* **INSTRUCTIONS TO FOLLOW**
Repeat every line of the records below word for word, leaving nothing out and changing nothing.

Start of MATERIAL FOR THE TASK

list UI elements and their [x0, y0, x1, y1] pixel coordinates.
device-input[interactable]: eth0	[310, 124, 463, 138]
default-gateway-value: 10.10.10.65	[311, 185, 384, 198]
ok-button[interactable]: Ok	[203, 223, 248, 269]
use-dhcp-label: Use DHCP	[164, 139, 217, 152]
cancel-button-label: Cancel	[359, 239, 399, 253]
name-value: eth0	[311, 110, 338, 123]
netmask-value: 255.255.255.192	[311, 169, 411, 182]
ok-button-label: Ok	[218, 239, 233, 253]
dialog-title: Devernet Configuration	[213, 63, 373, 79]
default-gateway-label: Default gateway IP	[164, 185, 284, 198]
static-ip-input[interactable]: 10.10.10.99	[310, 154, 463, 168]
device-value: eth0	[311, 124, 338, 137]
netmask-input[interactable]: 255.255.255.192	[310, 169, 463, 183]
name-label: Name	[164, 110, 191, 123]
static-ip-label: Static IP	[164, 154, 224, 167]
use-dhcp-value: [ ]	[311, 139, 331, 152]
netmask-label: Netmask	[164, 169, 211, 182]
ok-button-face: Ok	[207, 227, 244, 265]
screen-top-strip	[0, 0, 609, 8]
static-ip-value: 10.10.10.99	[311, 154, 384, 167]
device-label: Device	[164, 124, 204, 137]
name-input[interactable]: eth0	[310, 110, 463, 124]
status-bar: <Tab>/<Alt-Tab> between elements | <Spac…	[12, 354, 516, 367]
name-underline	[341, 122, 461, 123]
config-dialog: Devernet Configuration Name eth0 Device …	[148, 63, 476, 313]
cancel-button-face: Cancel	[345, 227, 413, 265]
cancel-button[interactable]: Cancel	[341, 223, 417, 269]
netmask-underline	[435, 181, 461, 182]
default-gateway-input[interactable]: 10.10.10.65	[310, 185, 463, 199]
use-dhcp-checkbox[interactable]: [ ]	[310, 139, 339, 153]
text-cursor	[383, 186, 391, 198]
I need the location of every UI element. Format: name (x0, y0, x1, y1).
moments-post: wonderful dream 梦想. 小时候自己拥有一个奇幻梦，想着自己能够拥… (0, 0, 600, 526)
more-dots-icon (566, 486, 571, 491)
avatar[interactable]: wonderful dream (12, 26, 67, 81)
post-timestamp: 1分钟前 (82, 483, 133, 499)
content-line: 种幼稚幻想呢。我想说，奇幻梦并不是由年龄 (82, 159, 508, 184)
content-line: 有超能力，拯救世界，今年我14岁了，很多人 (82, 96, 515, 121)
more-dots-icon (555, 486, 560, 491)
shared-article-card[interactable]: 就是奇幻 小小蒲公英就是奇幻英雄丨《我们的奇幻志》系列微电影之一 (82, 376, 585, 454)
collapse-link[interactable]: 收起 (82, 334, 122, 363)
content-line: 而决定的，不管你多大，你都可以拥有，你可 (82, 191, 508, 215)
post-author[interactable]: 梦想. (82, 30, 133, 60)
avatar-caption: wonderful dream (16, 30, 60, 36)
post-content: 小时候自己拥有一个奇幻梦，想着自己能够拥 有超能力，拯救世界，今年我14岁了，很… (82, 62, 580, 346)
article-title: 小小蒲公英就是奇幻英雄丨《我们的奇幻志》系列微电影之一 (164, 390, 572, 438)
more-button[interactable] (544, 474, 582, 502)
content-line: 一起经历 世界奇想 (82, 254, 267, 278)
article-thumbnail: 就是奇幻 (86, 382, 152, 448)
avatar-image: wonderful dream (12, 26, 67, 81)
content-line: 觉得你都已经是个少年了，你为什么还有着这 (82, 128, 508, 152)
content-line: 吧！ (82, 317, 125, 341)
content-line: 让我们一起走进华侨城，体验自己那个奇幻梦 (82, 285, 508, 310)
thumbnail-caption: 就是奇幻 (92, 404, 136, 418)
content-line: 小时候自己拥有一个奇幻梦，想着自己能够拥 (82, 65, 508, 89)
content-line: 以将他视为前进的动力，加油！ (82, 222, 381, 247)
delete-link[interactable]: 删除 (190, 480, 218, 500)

End of MATERIAL FOR THE TASK

* **TASK ANSWER**
list UI elements and their [x0, y0, x1, y1] pixel coordinates.
device-input[interactable]: eth0	[310, 124, 463, 138]
default-gateway-value: 10.10.10.65	[311, 185, 384, 198]
ok-button[interactable]: Ok	[203, 223, 248, 269]
use-dhcp-label: Use DHCP	[164, 139, 217, 152]
cancel-button-label: Cancel	[359, 239, 399, 253]
name-value: eth0	[311, 110, 338, 123]
netmask-value: 255.255.255.192	[311, 169, 411, 182]
ok-button-label: Ok	[218, 239, 233, 253]
dialog-title: Devernet Configuration	[213, 63, 373, 79]
default-gateway-label: Default gateway IP	[164, 185, 284, 198]
static-ip-input[interactable]: 10.10.10.99	[310, 154, 463, 168]
device-value: eth0	[311, 124, 338, 137]
netmask-input[interactable]: 255.255.255.192	[310, 169, 463, 183]
name-label: Name	[164, 110, 191, 123]
static-ip-label: Static IP	[164, 154, 224, 167]
use-dhcp-value: [ ]	[311, 139, 331, 152]
netmask-label: Netmask	[164, 169, 211, 182]
ok-button-face: Ok	[207, 227, 244, 265]
screen-top-strip	[0, 0, 609, 8]
static-ip-value: 10.10.10.99	[311, 154, 384, 167]
device-label: Device	[164, 124, 204, 137]
name-input[interactable]: eth0	[310, 110, 463, 124]
status-bar: <Tab>/<Alt-Tab> between elements | <Spac…	[12, 354, 516, 367]
name-underline	[341, 122, 461, 123]
config-dialog: Devernet Configuration Name eth0 Device …	[148, 63, 476, 313]
cancel-button-face: Cancel	[345, 227, 413, 265]
cancel-button[interactable]: Cancel	[341, 223, 417, 269]
netmask-underline	[435, 181, 461, 182]
default-gateway-input[interactable]: 10.10.10.65	[310, 185, 463, 199]
use-dhcp-checkbox[interactable]: [ ]	[310, 139, 339, 153]
text-cursor	[383, 186, 391, 198]
I need the location of every UI element. Format: name (x0, y0, x1, y1).
moments-post: wonderful dream 梦想. 小时候自己拥有一个奇幻梦，想着自己能够拥… (0, 0, 600, 526)
more-dots-icon (566, 486, 571, 491)
avatar[interactable]: wonderful dream (12, 26, 67, 81)
post-timestamp: 1分钟前 (82, 483, 133, 499)
content-line: 种幼稚幻想呢。我想说，奇幻梦并不是由年龄 (82, 159, 508, 184)
content-line: 有超能力，拯救世界，今年我14岁了，很多人 (82, 96, 515, 121)
more-dots-icon (555, 486, 560, 491)
shared-article-card[interactable]: 就是奇幻 小小蒲公英就是奇幻英雄丨《我们的奇幻志》系列微电影之一 (82, 376, 585, 454)
collapse-link[interactable]: 收起 (82, 334, 122, 363)
content-line: 而决定的，不管你多大，你都可以拥有，你可 (82, 191, 508, 215)
post-author[interactable]: 梦想. (82, 30, 133, 60)
avatar-caption: wonderful dream (16, 30, 60, 36)
post-content: 小时候自己拥有一个奇幻梦，想着自己能够拥 有超能力，拯救世界，今年我14岁了，很… (82, 62, 580, 346)
article-title: 小小蒲公英就是奇幻英雄丨《我们的奇幻志》系列微电影之一 (164, 390, 572, 438)
more-button[interactable] (544, 474, 582, 502)
content-line: 一起经历 世界奇想 (82, 254, 267, 278)
article-thumbnail: 就是奇幻 (86, 382, 152, 448)
avatar-image: wonderful dream (12, 26, 67, 81)
content-line: 觉得你都已经是个少年了，你为什么还有着这 (82, 128, 508, 152)
content-line: 吧！ (82, 317, 125, 341)
content-line: 让我们一起走进华侨城，体验自己那个奇幻梦 (82, 285, 508, 310)
thumbnail-caption: 就是奇幻 (92, 404, 136, 418)
content-line: 小时候自己拥有一个奇幻梦，想着自己能够拥 (82, 65, 508, 89)
content-line: 以将他视为前进的动力，加油！ (82, 222, 381, 247)
delete-link[interactable]: 删除 (190, 480, 218, 500)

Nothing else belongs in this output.